### DO THIS:
Return the material word for word. Do not include pictures.

start DATASET CONTENT

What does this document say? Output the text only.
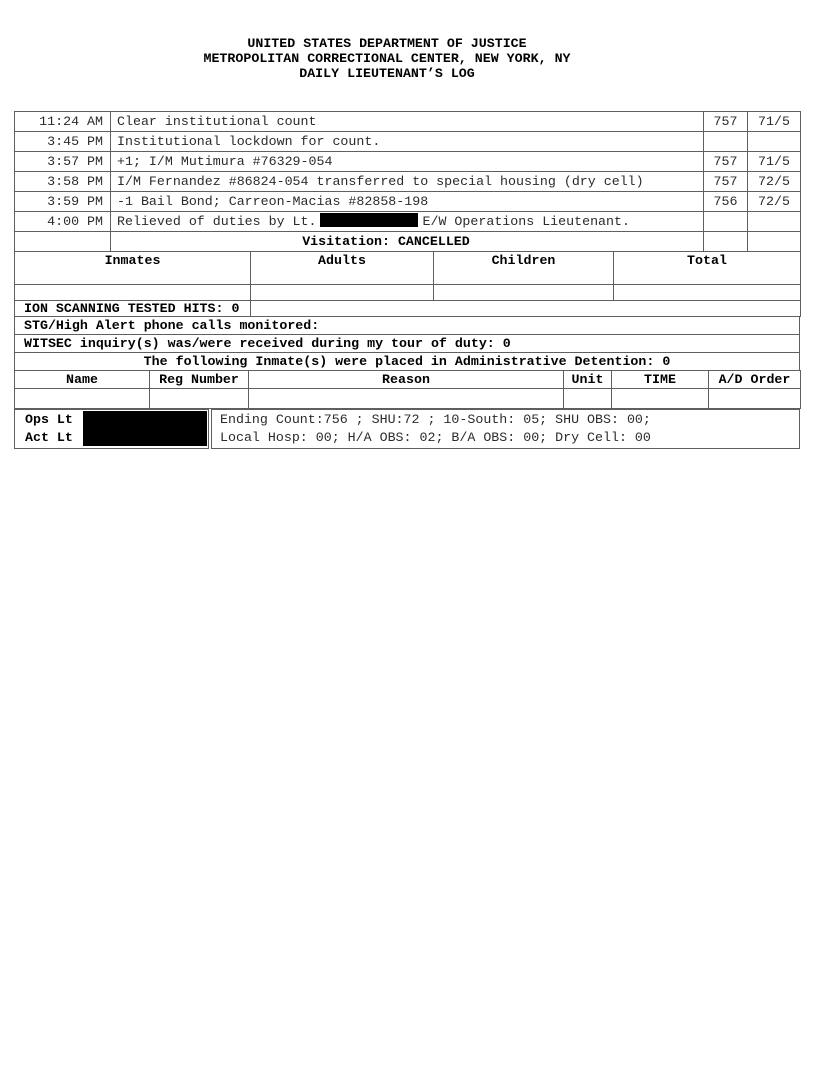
UNITED STATES DEPARTMENT OF JUSTICE
METROPOLITAN CORRECTIONAL CENTER, NEW YORK, NY
DAILY LIEUTENANT’S LOG
11:24 AM	Clear institutional count	757	71/5
3:45 PM	Institutional lockdown for count.		
3:57 PM	+1; I/M Mutimura #76329-054	757	71/5
3:58 PM	I/M Fernandez #86824-054 transferred to special housing (dry cell)	757	72/5
3:59 PM	-1 Bail Bond; Carreon-Macias #82858-198	756	72/5
4:00 PM	Relieved of duties by Lt. E/W Operations Lieutenant.		
	Visitation: CANCELLED		
Inmates	Adults	Children	Total

ION SCANNING TESTED HITS: 0	
STG/High Alert phone calls monitored:
WITSEC inquiry(s) was/were received during my tour of duty: 0
The following Inmate(s) were placed in Administrative Detention: 0
Name	Reg Number	Reason	Unit	TIME	A/D Order

Ops Lt
Act Lt
Ending Count:756 ; SHU:72 ; 10-South: 05; SHU OBS: 00;
Local Hosp: 00; H/A OBS: 02; B/A OBS: 00; Dry Cell: 00
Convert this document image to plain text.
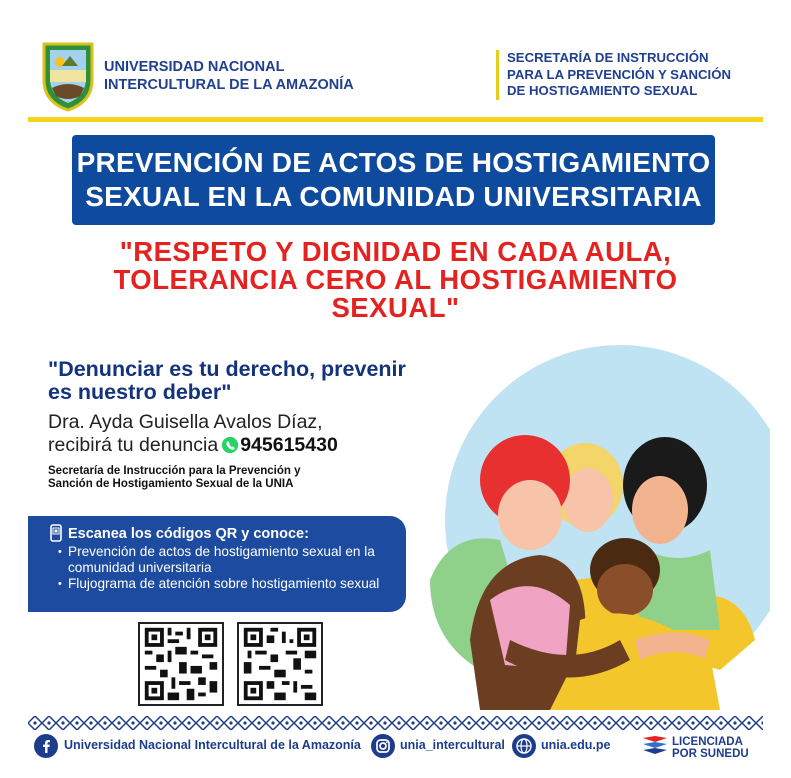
UNIVERSIDAD NACIONAL
INTERCULTURAL DE LA AMAZONÍA
SECRETARÍA DE INSTRUCCIÓN
PARA LA PREVENCIÓN Y SANCIÓN
DE HOSTIGAMIENTO SEXUAL
PREVENCIÓN DE ACTOS DE HOSTIGAMIENTO
SEXUAL EN LA COMUNIDAD UNIVERSITARIA
"RESPETO Y DIGNIDAD EN CADA AULA,
TOLERANCIA CERO AL HOSTIGAMIENTO
SEXUAL"
"Denunciar es tu derecho, prevenir
es nuestro deber"
Dra. Ayda Guisella Avalos Díaz,
recibirá tu denuncia 945615430
Secretaría de Instrucción para la Prevención y
Sanción de Hostigamiento Sexual de la UNIA
Escanea los códigos QR y conoce:
• Prevención de actos de hostigamiento sexual en la comunidad universitaria
• Flujograma de atención sobre hostigamiento sexual
Universidad Nacional Intercultural de la Amazonía	unia_intercultural	unia.edu.pe	LICENCIADA
POR SUNEDU
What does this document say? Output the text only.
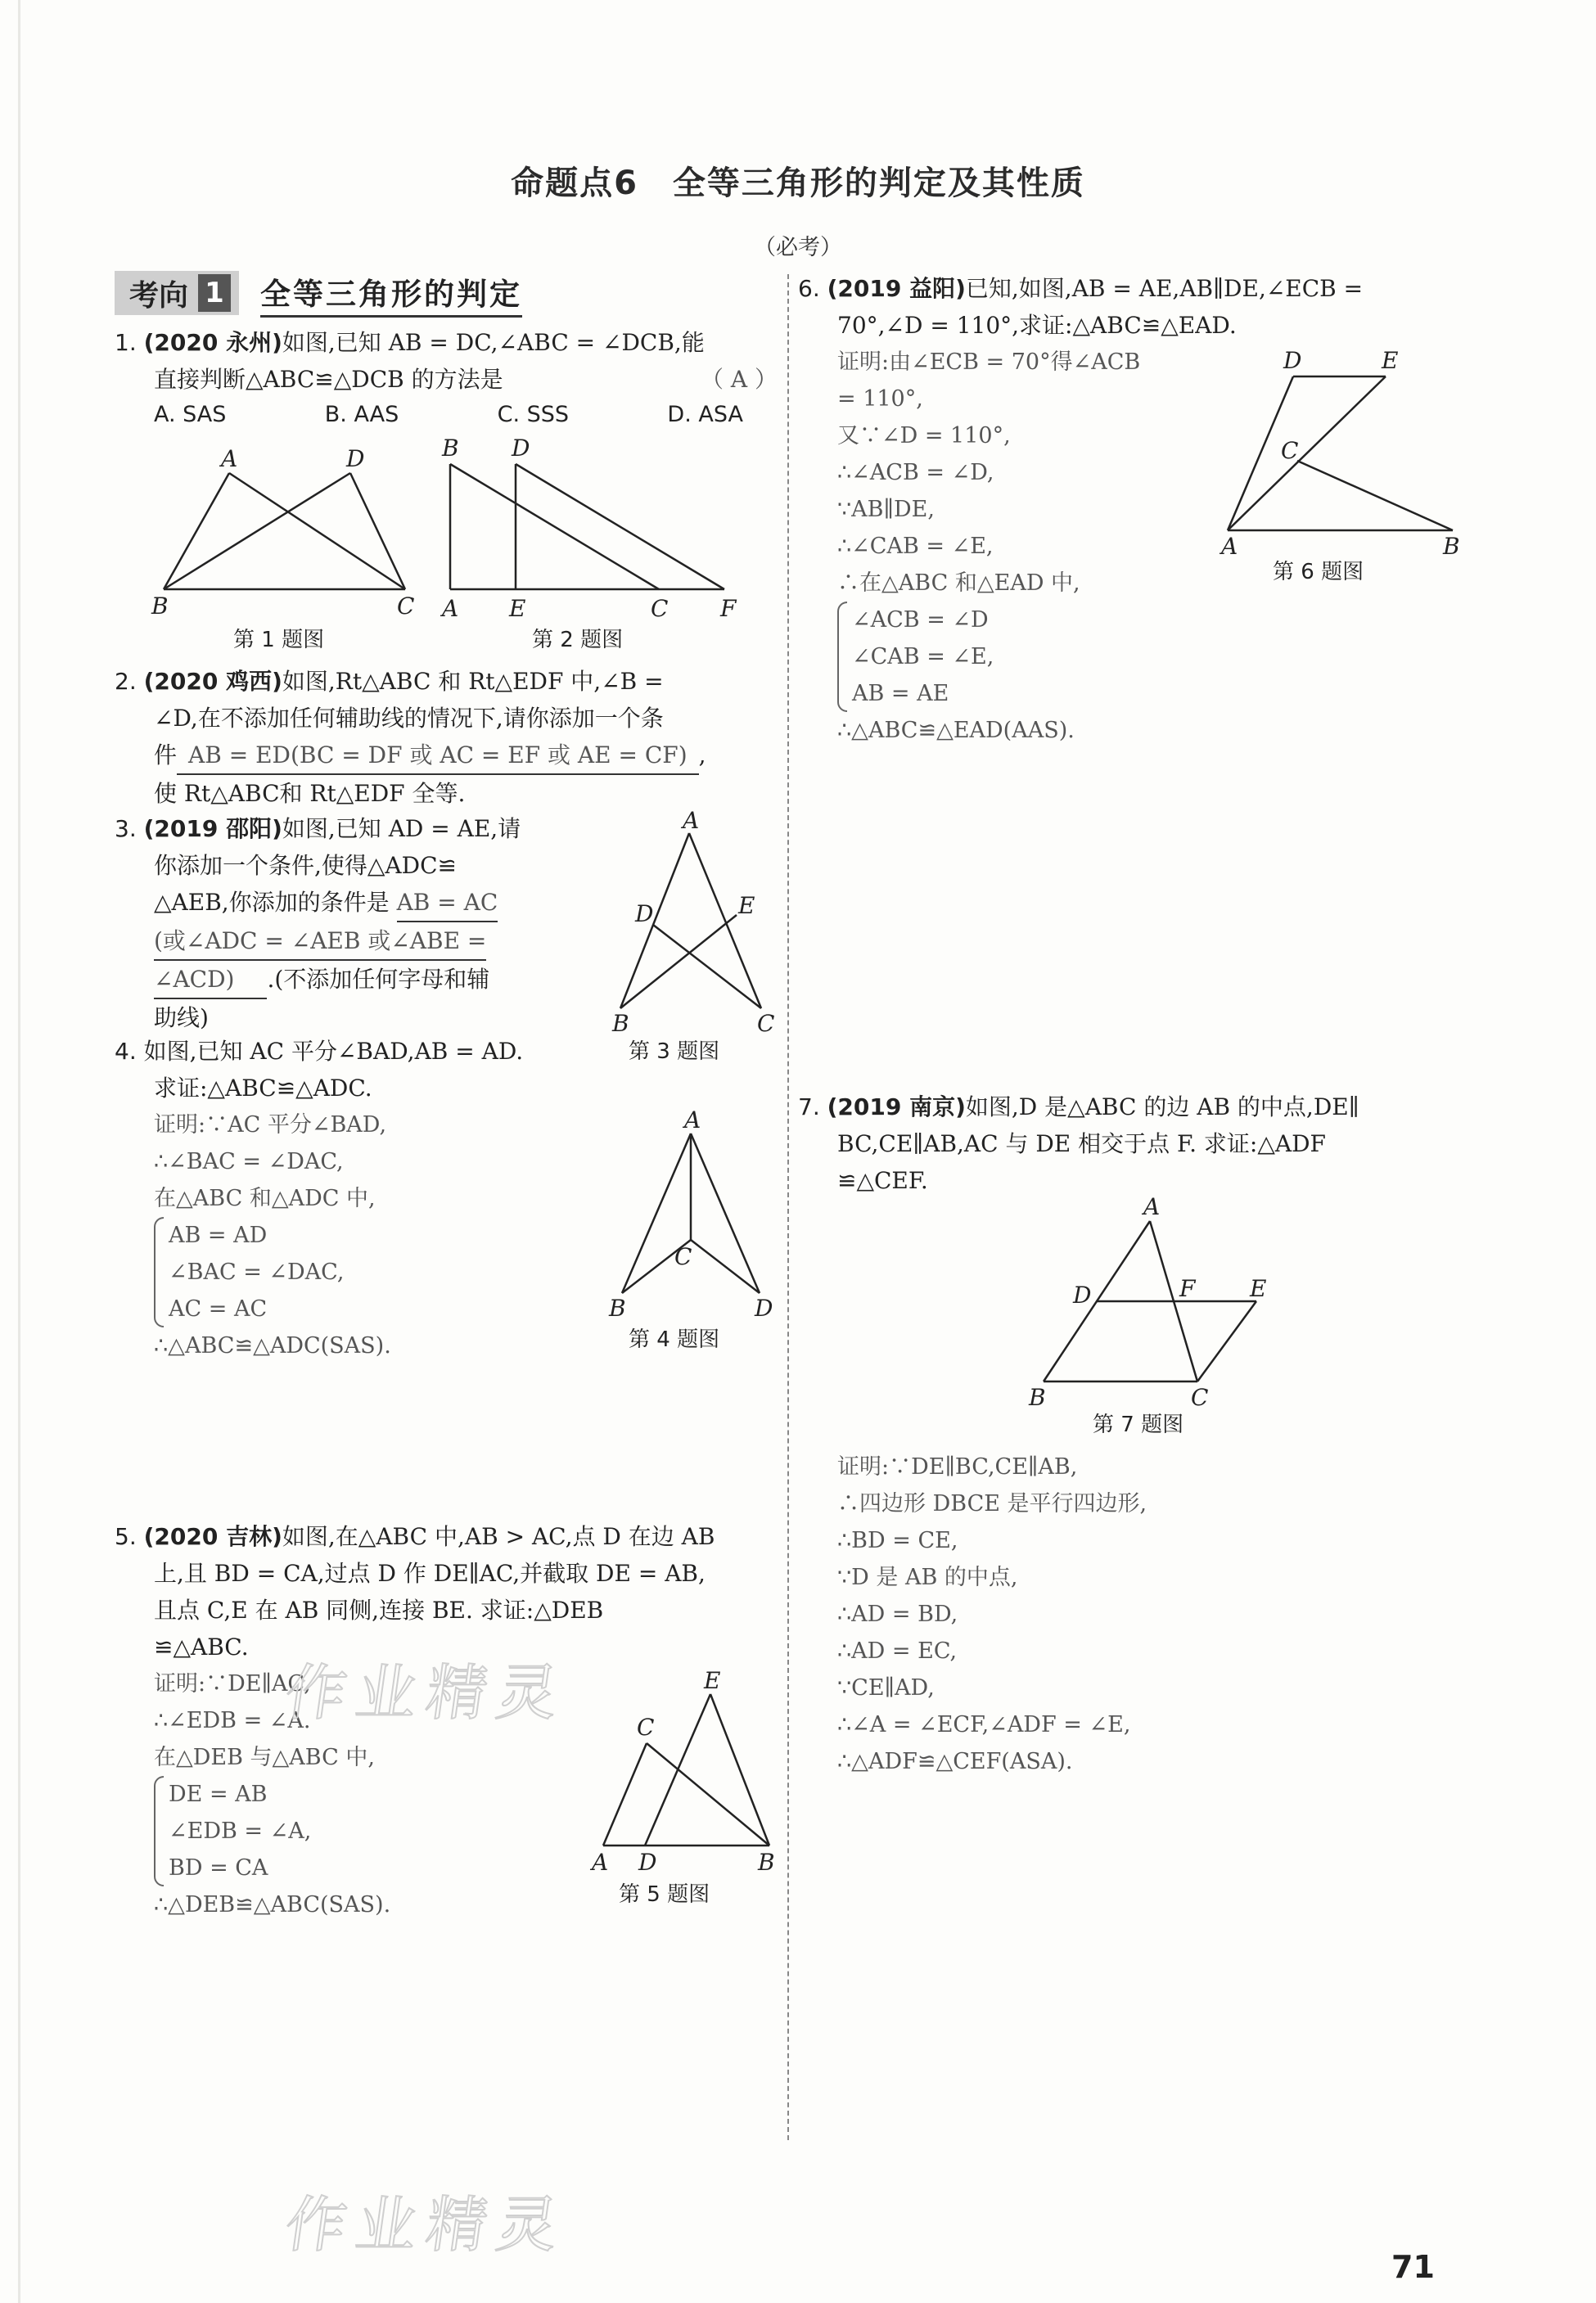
命题点6　全等三角形的判定及其性质
（必考）
考向 1 全等三角形的判定

1. (2020 永州)如图,已知 AB = DC,∠ABC = ∠DCB,能

直接判断△ABC≌△DCB 的方法是	（ A ）

A. SAS	B. AAS	C. SSS	D. ASA
A	D
B	C
第 1 题图
B D
A E	C F
第 2 题图

2. (2020 鸡西)如图,Rt△ABC 和 Rt△EDF 中,∠B =

∠D,在不添加任何辅助线的情况下,请你添加一个条

件 AB = ED(BC = DF 或 AC = EF 或 AE = CF) ,

使 Rt△ABC和 Rt△EDF 全等.

3. (2019 邵阳)如图,已知 AD = AE,请

你添加一个条件,使得△ADC≌

△AEB,你添加的条件是 AB = AC

(或∠ADC = ∠AEB 或∠ABE =

∠ACD) .(不添加任何字母和辅

助线)

A
D	E
B	C
第 3 题图

4. 如图,已知 AC 平分∠BAD,AB = AD.

求证:△ABC≌△ADC.

证明:∵AC 平分∠BAD,
∴∠BAC = ∠DAC,
在△ABC 和△ADC 中,
AB = AD
∠BAC = ∠DAC,
AC = AC
∴△ABC≌△ADC(SAS).
A
C
B	D
第 4 题图

5. (2020 吉林)如图,在△ABC 中,AB > AC,点 D 在边 AB

上,且 BD = CA,过点 D 作 DE∥AC,并截取 DE = AB,

且点 C,E 在 AB 同侧,连接 BE. 求证:△DEB

≌△ABC.

证明:∵DE∥AC,
∴∠EDB = ∠A.
在△DEB 与△ABC 中,
DE = AB
∠EDB = ∠A,
BD = CA
∴△DEB≌△ABC(SAS).
E
C
A D	B
第 5 题图

6. (2019 益阳)已知,如图,AB = AE,AB∥DE,∠ECB =

70°,∠D = 110°,求证:△ABC≌△EAD.

证明:由∠ECB = 70°得∠ACB
= 110°,
又∵∠D = 110°,
∴∠ACB = ∠D,
∵AB∥DE,
∴∠CAB = ∠E,
∴在△ABC 和△EAD 中,
∠ACB = ∠D
∠CAB = ∠E,
AB = AE
∴△ABC≌△EAD(AAS).
D	E
C
A	B
第 6 题图

7. (2019 南京)如图,D 是△ABC 的边 AB 的中点,DE∥

BC,CE∥AB,AC 与 DE 相交于点 F. 求证:△ADF

≌△CEF.

A
D	F E
B	C
第 7 题图
证明:∵DE∥BC,CE∥AB,
∴四边形 DBCE 是平行四边形,
∴BD = CE,
∵D 是 AB 的中点,
∴AD = BD,
∴AD = EC,
∵CE∥AD,
∴∠A = ∠ECF,∠ADF = ∠E,
∴△ADF≌△CEF(ASA).
作业精灵
作业精灵
71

end DATASET CONTENT

### SOLUTION TO THE EXERCISE:
What does this document say? Output the text only.
UNITED STATES DEPARTMENT OF JUSTICE
METROPOLITAN CORRECTIONAL CENTER, NEW YORK, NY
DAILY LIEUTENANT’S LOG
11:24 AM	Clear institutional count	757	71/5
3:45 PM	Institutional lockdown for count.		
3:57 PM	+1; I/M Mutimura #76329-054	757	71/5
3:58 PM	I/M Fernandez #86824-054 transferred to special housing (dry cell)	757	72/5
3:59 PM	-1 Bail Bond; Carreon-Macias #82858-198	756	72/5
4:00 PM	Relieved of duties by Lt. E/W Operations Lieutenant.		
	Visitation: CANCELLED		
Inmates	Adults	Children	Total

ION SCANNING TESTED HITS: 0	
STG/High Alert phone calls monitored:
WITSEC inquiry(s) was/were received during my tour of duty: 0
The following Inmate(s) were placed in Administrative Detention: 0
Name	Reg Number	Reason	Unit	TIME	A/D Order

Ops Lt
Act Lt
Ending Count:756 ; SHU:72 ; 10-South: 05; SHU OBS: 00;
Local Hosp: 00; H/A OBS: 02; B/A OBS: 00; Dry Cell: 00
Convert this document image to plain text.
UNIVERSIDAD NACIONAL
INTERCULTURAL DE LA AMAZONÍA
SECRETARÍA DE INSTRUCCIÓN
PARA LA PREVENCIÓN Y SANCIÓN
DE HOSTIGAMIENTO SEXUAL
PREVENCIÓN DE ACTOS DE HOSTIGAMIENTO
SEXUAL EN LA COMUNIDAD UNIVERSITARIA
"RESPETO Y DIGNIDAD EN CADA AULA,
TOLERANCIA CERO AL HOSTIGAMIENTO
SEXUAL"
"Denunciar es tu derecho, prevenir
es nuestro deber"
Dra. Ayda Guisella Avalos Díaz,
recibirá tu denuncia 945615430
Secretaría de Instrucción para la Prevención y
Sanción de Hostigamiento Sexual de la UNIA
Escanea los códigos QR y conoce:
• Prevención de actos de hostigamiento sexual en la comunidad universitaria
• Flujograma de atención sobre hostigamiento sexual
Universidad Nacional Intercultural de la Amazonía	unia_intercultural	unia.edu.pe	LICENCIADA
POR SUNEDU
What does this document say? Output the text only.
命题点6　全等三角形的判定及其性质
（必考）
考向 1 全等三角形的判定

1. (2020 永州)如图,已知 AB = DC,∠ABC = ∠DCB,能

直接判断△ABC≌△DCB 的方法是	（ A ）

A. SAS	B. AAS	C. SSS	D. ASA
A	D
B	C
第 1 题图
B D
A E	C F
第 2 题图

2. (2020 鸡西)如图,Rt△ABC 和 Rt△EDF 中,∠B =

∠D,在不添加任何辅助线的情况下,请你添加一个条

件 AB = ED(BC = DF 或 AC = EF 或 AE = CF) ,

使 Rt△ABC和 Rt△EDF 全等.

3. (2019 邵阳)如图,已知 AD = AE,请

你添加一个条件,使得△ADC≌

△AEB,你添加的条件是 AB = AC

(或∠ADC = ∠AEB 或∠ABE =

∠ACD) .(不添加任何字母和辅

助线)

A
D	E
B	C
第 3 题图

4. 如图,已知 AC 平分∠BAD,AB = AD.

求证:△ABC≌△ADC.

证明:∵AC 平分∠BAD,
∴∠BAC = ∠DAC,
在△ABC 和△ADC 中,
AB = AD
∠BAC = ∠DAC,
AC = AC
∴△ABC≌△ADC(SAS).
A
C
B	D
第 4 题图

5. (2020 吉林)如图,在△ABC 中,AB > AC,点 D 在边 AB

上,且 BD = CA,过点 D 作 DE∥AC,并截取 DE = AB,

且点 C,E 在 AB 同侧,连接 BE. 求证:△DEB

≌△ABC.

证明:∵DE∥AC,
∴∠EDB = ∠A.
在△DEB 与△ABC 中,
DE = AB
∠EDB = ∠A,
BD = CA
∴△DEB≌△ABC(SAS).
E
C
A D	B
第 5 题图

6. (2019 益阳)已知,如图,AB = AE,AB∥DE,∠ECB =

70°,∠D = 110°,求证:△ABC≌△EAD.

证明:由∠ECB = 70°得∠ACB
= 110°,
又∵∠D = 110°,
∴∠ACB = ∠D,
∵AB∥DE,
∴∠CAB = ∠E,
∴在△ABC 和△EAD 中,
∠ACB = ∠D
∠CAB = ∠E,
AB = AE
∴△ABC≌△EAD(AAS).
D	E
C
A	B
第 6 题图

7. (2019 南京)如图,D 是△ABC 的边 AB 的中点,DE∥

BC,CE∥AB,AC 与 DE 相交于点 F. 求证:△ADF

≌△CEF.

A
D	F E
B	C
第 7 题图
证明:∵DE∥BC,CE∥AB,
∴四边形 DBCE 是平行四边形,
∴BD = CE,
∵D 是 AB 的中点,
∴AD = BD,
∴AD = EC,
∵CE∥AD,
∴∠A = ∠ECF,∠ADF = ∠E,
∴△ADF≌△CEF(ASA).
作业精灵
作业精灵
71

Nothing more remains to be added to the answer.